### PROVIDED DATA
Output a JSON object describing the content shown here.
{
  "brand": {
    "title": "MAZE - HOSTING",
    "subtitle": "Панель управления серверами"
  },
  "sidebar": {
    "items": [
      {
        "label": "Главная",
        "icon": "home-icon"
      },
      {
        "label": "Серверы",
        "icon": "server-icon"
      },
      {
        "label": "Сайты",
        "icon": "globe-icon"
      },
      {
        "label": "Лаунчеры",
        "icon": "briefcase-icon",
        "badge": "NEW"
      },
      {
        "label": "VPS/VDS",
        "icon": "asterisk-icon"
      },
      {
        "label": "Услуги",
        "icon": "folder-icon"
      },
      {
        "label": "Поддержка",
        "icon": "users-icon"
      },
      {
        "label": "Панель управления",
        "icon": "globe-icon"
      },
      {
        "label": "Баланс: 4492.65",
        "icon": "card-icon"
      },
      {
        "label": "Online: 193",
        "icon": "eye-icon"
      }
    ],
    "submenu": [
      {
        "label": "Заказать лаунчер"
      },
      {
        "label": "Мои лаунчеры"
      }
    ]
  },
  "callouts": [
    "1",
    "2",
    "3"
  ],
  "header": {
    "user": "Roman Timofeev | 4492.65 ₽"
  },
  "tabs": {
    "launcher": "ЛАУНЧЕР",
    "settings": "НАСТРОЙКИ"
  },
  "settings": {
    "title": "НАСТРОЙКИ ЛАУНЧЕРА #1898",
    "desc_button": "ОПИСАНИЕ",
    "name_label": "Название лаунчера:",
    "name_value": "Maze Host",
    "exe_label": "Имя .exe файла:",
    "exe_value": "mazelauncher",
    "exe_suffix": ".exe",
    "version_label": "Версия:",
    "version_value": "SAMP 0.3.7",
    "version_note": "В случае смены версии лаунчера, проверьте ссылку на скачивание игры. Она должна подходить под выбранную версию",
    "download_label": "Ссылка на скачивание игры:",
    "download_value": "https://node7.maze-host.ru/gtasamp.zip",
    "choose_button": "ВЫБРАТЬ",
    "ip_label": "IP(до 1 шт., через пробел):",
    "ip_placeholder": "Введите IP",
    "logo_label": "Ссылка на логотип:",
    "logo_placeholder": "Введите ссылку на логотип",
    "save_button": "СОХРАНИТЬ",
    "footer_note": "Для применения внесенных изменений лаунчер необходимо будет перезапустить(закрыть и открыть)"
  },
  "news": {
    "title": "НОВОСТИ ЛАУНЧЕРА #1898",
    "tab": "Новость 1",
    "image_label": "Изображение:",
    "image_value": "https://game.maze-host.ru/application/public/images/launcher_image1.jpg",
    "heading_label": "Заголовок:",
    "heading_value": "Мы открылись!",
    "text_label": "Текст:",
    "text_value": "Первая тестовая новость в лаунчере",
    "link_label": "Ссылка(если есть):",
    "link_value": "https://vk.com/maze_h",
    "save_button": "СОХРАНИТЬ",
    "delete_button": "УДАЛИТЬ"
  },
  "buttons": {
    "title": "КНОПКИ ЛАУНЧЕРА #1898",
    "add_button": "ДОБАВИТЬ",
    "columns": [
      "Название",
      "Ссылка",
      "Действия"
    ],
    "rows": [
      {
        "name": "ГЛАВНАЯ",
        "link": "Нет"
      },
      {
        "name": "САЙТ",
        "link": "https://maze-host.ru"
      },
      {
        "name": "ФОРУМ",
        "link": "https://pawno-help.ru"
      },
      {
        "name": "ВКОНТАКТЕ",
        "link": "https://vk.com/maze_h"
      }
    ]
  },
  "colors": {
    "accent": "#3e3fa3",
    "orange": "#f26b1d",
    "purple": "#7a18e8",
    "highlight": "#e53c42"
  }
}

### PROBLEM REQUIREMENTS
Copy each line of the data that contains the word "Ссылка".

### TASK ANSWER
    "download_label": "Ссылка на скачивание игры:",
    "logo_label": "Ссылка на логотип:",
    "link_label": "Ссылка(если есть):",
      "Ссылка",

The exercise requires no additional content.